● Written problem
Write the records out again exactly, leaving no images in.

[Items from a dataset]

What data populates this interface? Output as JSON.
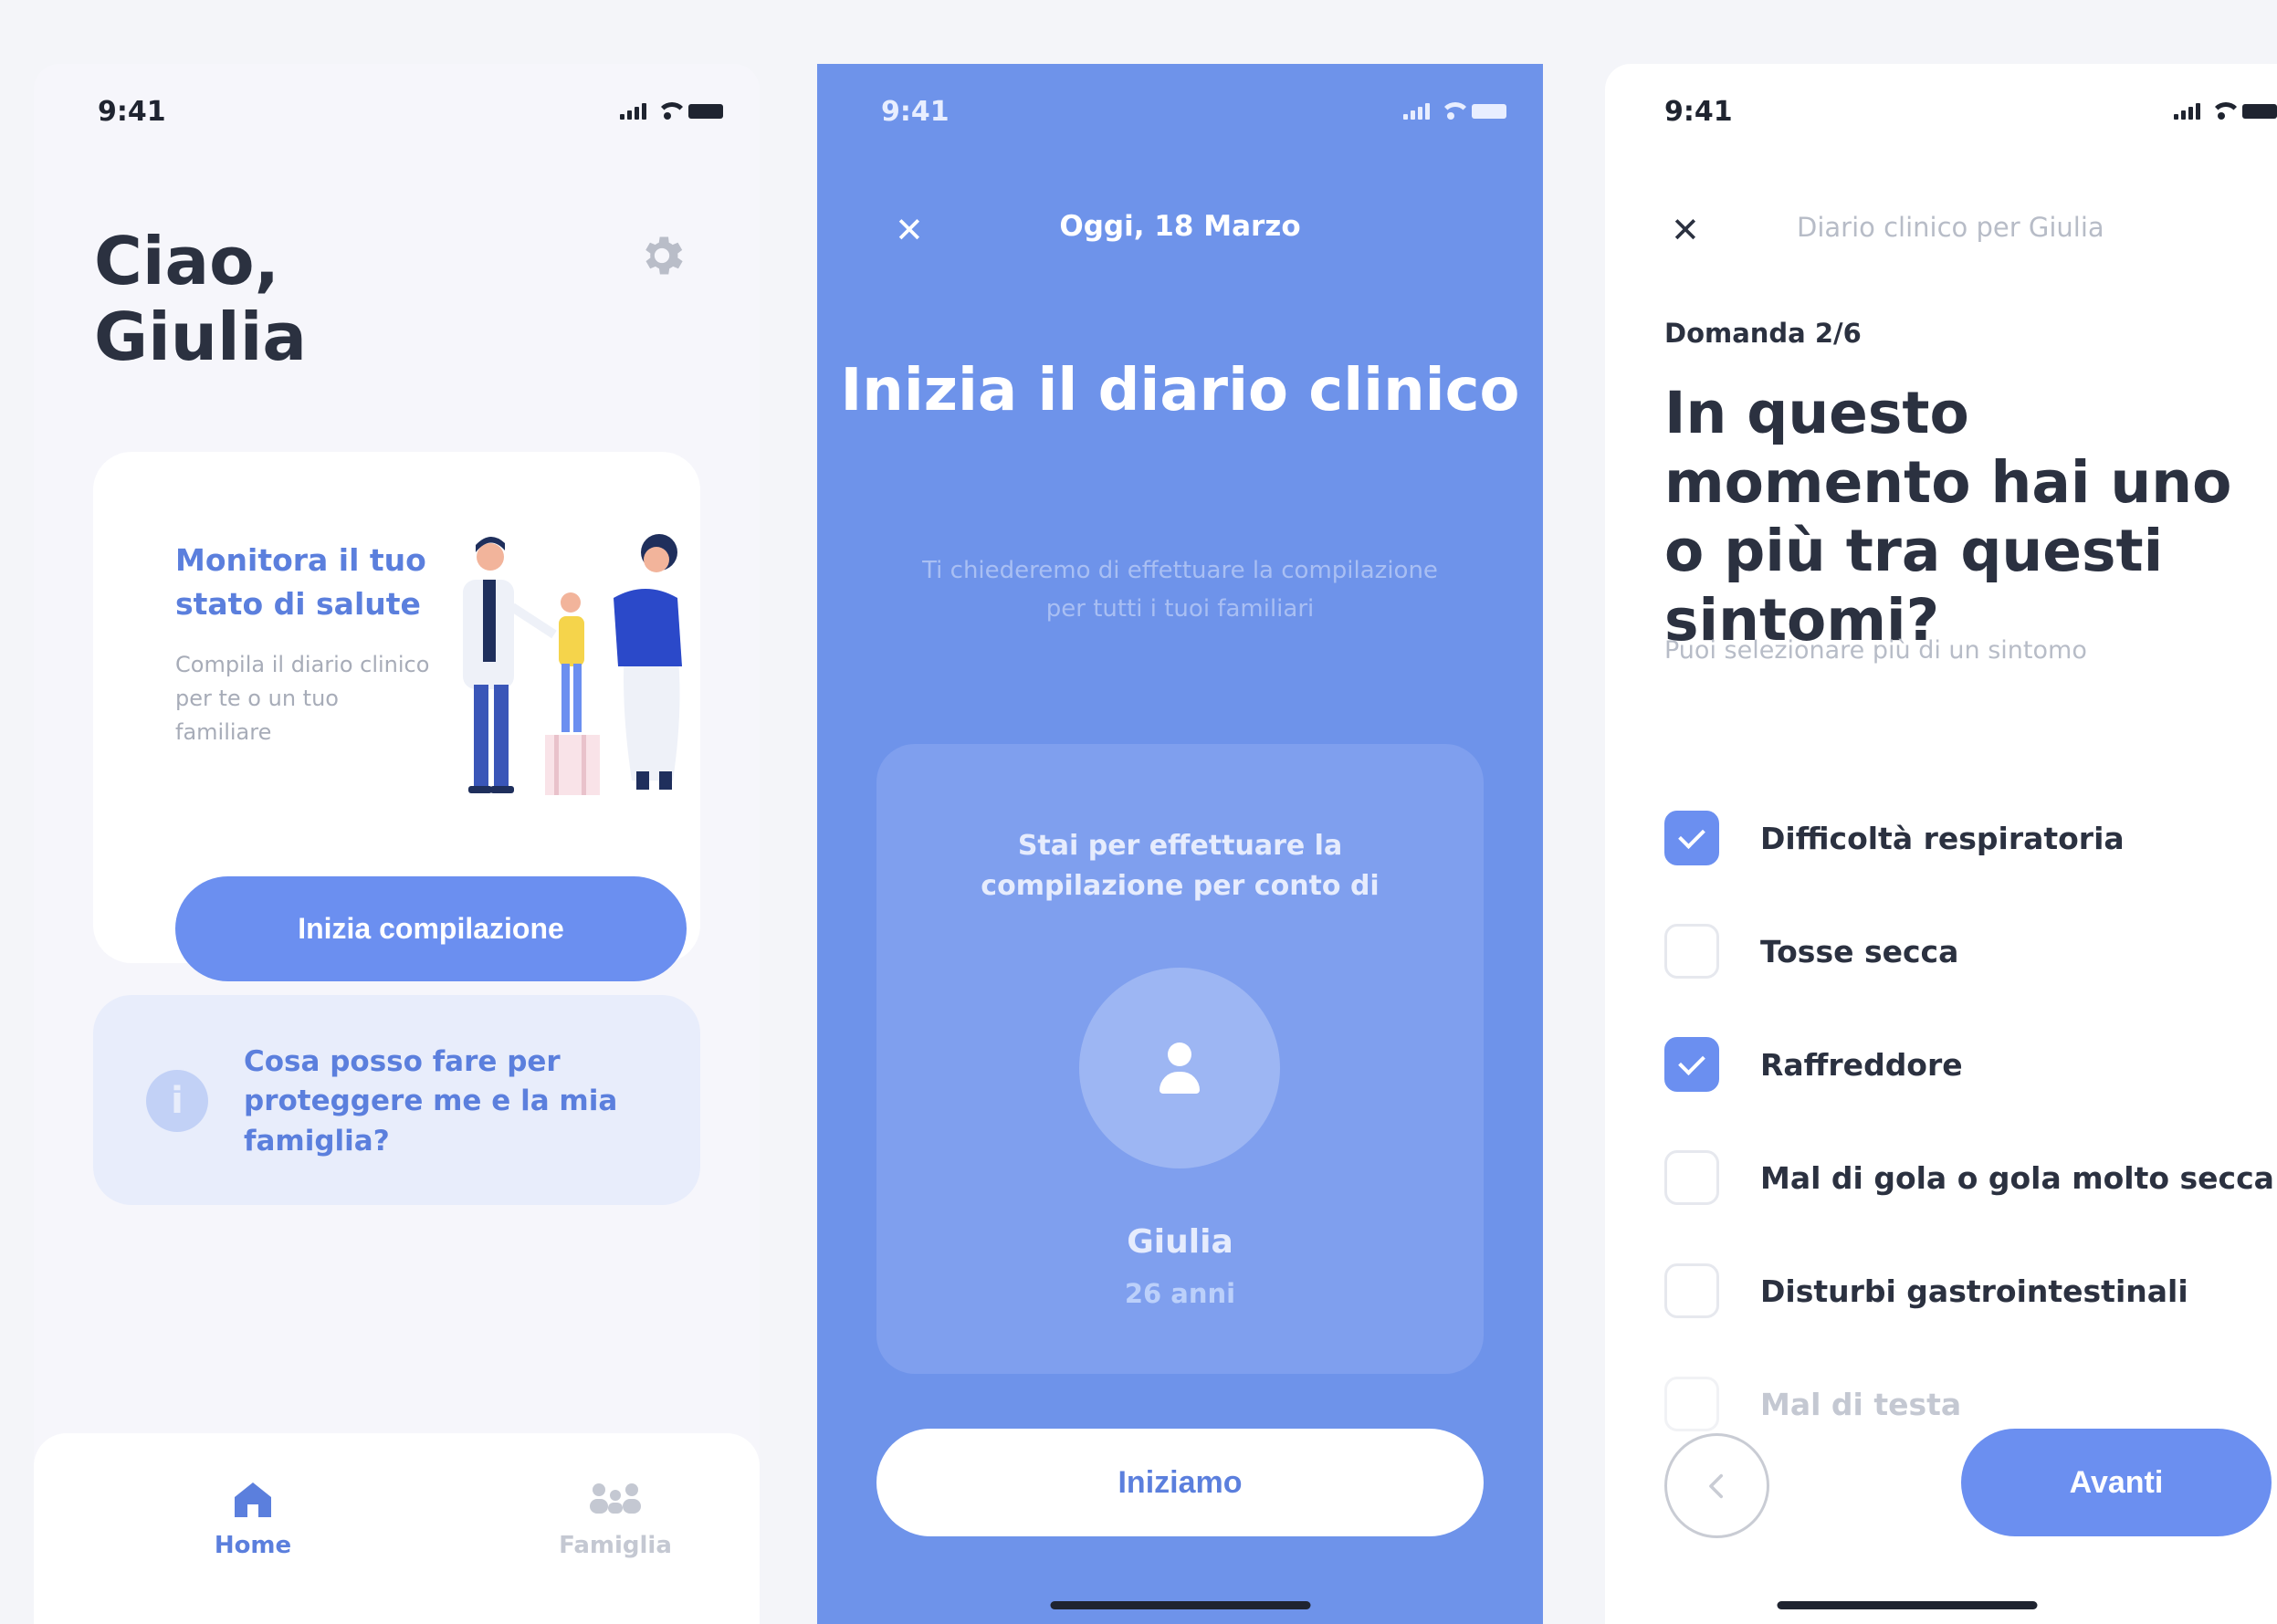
{
  "screen1": {
    "status_time": "9:41",
    "greeting": "Ciao, Giulia",
    "card": {
      "title": "Monitora il tuo stato di salute",
      "description": "Compila il diario clinico per te o un tuo familiare",
      "button_label": "Inizia compilazione"
    },
    "info_card": {
      "icon_glyph": "i",
      "text": "Cosa posso fare per proteggere me e la mia famiglia?"
    },
    "tabs": [
      {
        "label": "Home",
        "icon": "home-icon",
        "active": true
      },
      {
        "label": "Famiglia",
        "icon": "family-icon",
        "active": false
      }
    ]
  },
  "screen2": {
    "status_time": "9:41",
    "close_glyph": "✕",
    "date": "Oggi, 18 Marzo",
    "title": "Inizia il diario clinico",
    "subtitle": "Ti chiederemo di effettuare la compilazione per tutti i tuoi familiari",
    "box_text": "Stai per effettuare la compilazione per conto di",
    "person_name": "Giulia",
    "person_age": "26 anni",
    "button_label": "Iniziamo"
  },
  "screen3": {
    "status_time": "9:41",
    "close_glyph": "✕",
    "header": "Diario clinico per Giulia",
    "step": "Domanda 2/6",
    "question": "In questo momento hai uno o più tra questi sintomi?",
    "hint": "Puoi selezionare più di un sintomo",
    "options": [
      {
        "label": "Difficoltà respiratoria",
        "checked": true
      },
      {
        "label": "Tosse secca",
        "checked": false
      },
      {
        "label": "Raffreddore",
        "checked": true
      },
      {
        "label": "Mal di gola o gola molto secca",
        "checked": false
      },
      {
        "label": "Disturbi gastrointestinali",
        "checked": false
      },
      {
        "label": "Mal di testa",
        "checked": false
      }
    ],
    "next_label": "Avanti"
  },
  "colors": {
    "accent": "#6b8ff0",
    "accent_text": "#5b7fdd",
    "dark_text": "#2b3140",
    "muted_text": "#b7bcc7",
    "panel_blue": "#6e93ea"
  }
}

● Task answer
What data populates this interface? Output as JSON.
{
  "screen1": {
    "status_time": "9:41",
    "greeting": "Ciao, Giulia",
    "card": {
      "title": "Monitora il tuo stato di salute",
      "description": "Compila il diario clinico per te o un tuo familiare",
      "button_label": "Inizia compilazione"
    },
    "info_card": {
      "icon_glyph": "i",
      "text": "Cosa posso fare per proteggere me e la mia famiglia?"
    },
    "tabs": [
      {
        "label": "Home",
        "icon": "home-icon",
        "active": true
      },
      {
        "label": "Famiglia",
        "icon": "family-icon",
        "active": false
      }
    ]
  },
  "screen2": {
    "status_time": "9:41",
    "close_glyph": "✕",
    "date": "Oggi, 18 Marzo",
    "title": "Inizia il diario clinico",
    "subtitle": "Ti chiederemo di effettuare la compilazione per tutti i tuoi familiari",
    "box_text": "Stai per effettuare la compilazione per conto di",
    "person_name": "Giulia",
    "person_age": "26 anni",
    "button_label": "Iniziamo"
  },
  "screen3": {
    "status_time": "9:41",
    "close_glyph": "✕",
    "header": "Diario clinico per Giulia",
    "step": "Domanda 2/6",
    "question": "In questo momento hai uno o più tra questi sintomi?",
    "hint": "Puoi selezionare più di un sintomo",
    "options": [
      {
        "label": "Difficoltà respiratoria",
        "checked": true
      },
      {
        "label": "Tosse secca",
        "checked": false
      },
      {
        "label": "Raffreddore",
        "checked": true
      },
      {
        "label": "Mal di gola o gola molto secca",
        "checked": false
      },
      {
        "label": "Disturbi gastrointestinali",
        "checked": false
      },
      {
        "label": "Mal di testa",
        "checked": false
      }
    ],
    "next_label": "Avanti"
  },
  "colors": {
    "accent": "#6b8ff0",
    "accent_text": "#5b7fdd",
    "dark_text": "#2b3140",
    "muted_text": "#b7bcc7",
    "panel_blue": "#6e93ea"
  }
}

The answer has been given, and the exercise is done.